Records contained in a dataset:

* begin *

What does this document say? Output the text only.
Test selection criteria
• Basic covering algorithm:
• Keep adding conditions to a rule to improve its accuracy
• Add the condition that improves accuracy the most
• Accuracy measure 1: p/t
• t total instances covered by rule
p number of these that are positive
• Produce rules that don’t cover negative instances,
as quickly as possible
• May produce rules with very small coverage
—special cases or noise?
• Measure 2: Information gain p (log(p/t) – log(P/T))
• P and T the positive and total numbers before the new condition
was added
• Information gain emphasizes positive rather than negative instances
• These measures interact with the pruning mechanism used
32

* end *
* begin *

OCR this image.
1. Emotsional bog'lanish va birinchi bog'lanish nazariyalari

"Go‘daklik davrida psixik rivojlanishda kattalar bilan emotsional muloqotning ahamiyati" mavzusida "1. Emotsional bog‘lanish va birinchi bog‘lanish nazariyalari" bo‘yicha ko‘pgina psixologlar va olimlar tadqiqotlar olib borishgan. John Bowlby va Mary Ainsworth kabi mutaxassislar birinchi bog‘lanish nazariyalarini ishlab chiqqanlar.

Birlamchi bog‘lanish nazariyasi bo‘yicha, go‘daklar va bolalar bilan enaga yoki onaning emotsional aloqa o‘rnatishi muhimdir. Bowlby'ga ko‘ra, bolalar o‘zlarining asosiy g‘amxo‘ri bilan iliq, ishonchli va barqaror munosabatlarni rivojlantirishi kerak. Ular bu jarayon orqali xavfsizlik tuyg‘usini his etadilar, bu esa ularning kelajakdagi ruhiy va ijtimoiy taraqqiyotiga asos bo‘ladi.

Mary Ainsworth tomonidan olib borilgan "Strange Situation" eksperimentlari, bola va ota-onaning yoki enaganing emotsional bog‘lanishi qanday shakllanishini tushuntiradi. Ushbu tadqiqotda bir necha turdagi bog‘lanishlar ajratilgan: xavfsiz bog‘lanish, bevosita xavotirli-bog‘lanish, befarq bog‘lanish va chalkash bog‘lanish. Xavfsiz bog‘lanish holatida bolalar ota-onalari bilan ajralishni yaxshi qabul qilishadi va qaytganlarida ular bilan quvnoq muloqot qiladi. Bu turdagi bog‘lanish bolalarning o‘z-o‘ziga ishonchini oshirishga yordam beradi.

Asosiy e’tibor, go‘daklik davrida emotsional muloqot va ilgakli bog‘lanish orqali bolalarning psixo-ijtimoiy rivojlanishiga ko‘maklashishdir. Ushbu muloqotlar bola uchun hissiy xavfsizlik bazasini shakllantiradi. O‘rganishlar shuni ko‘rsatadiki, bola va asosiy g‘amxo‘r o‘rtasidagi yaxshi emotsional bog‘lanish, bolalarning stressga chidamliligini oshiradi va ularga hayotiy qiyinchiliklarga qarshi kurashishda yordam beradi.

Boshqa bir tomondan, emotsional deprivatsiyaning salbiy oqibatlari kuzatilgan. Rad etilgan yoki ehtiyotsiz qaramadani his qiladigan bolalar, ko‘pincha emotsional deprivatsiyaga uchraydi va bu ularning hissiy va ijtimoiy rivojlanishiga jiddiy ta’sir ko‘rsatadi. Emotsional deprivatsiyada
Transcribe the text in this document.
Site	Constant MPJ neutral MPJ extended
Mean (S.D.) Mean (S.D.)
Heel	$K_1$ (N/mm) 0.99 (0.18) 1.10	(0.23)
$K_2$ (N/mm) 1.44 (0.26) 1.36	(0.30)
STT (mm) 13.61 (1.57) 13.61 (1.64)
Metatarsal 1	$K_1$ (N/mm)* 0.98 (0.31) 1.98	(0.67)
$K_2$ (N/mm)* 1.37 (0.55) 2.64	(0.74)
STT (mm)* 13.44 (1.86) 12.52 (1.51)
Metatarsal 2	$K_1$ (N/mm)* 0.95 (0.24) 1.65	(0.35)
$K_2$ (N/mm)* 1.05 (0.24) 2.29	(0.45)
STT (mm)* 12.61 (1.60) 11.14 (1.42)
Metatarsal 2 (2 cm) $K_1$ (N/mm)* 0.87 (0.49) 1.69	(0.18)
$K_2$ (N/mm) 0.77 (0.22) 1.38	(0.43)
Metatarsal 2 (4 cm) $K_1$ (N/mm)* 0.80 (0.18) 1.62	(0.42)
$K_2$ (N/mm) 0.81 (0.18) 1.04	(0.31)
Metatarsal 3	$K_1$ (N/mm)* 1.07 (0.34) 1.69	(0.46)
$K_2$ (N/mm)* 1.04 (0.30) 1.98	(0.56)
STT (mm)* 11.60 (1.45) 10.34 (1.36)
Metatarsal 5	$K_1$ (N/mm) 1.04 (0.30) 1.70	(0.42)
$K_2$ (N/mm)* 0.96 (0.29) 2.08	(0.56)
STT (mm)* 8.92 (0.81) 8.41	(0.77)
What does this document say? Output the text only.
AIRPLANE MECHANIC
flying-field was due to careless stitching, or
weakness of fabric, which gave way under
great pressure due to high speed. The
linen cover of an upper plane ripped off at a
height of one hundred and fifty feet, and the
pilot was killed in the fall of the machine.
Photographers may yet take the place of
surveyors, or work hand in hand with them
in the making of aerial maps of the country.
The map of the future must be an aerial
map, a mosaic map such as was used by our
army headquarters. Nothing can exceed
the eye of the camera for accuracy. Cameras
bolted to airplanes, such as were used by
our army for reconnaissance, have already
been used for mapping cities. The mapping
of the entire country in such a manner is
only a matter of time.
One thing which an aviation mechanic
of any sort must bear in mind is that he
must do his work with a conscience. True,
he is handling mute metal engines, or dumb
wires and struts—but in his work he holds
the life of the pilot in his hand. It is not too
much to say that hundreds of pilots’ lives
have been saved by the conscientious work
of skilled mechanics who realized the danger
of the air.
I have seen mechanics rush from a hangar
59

* end *

**SET TASK**
Reproduce every line from the entries that holds the word "with".

**THE ANSWER**
• May produce rules with very small coverage
• These measures interact with the pruning mechanism used
surveyors, or work hand in hand with them
must do his work with a conscience. True,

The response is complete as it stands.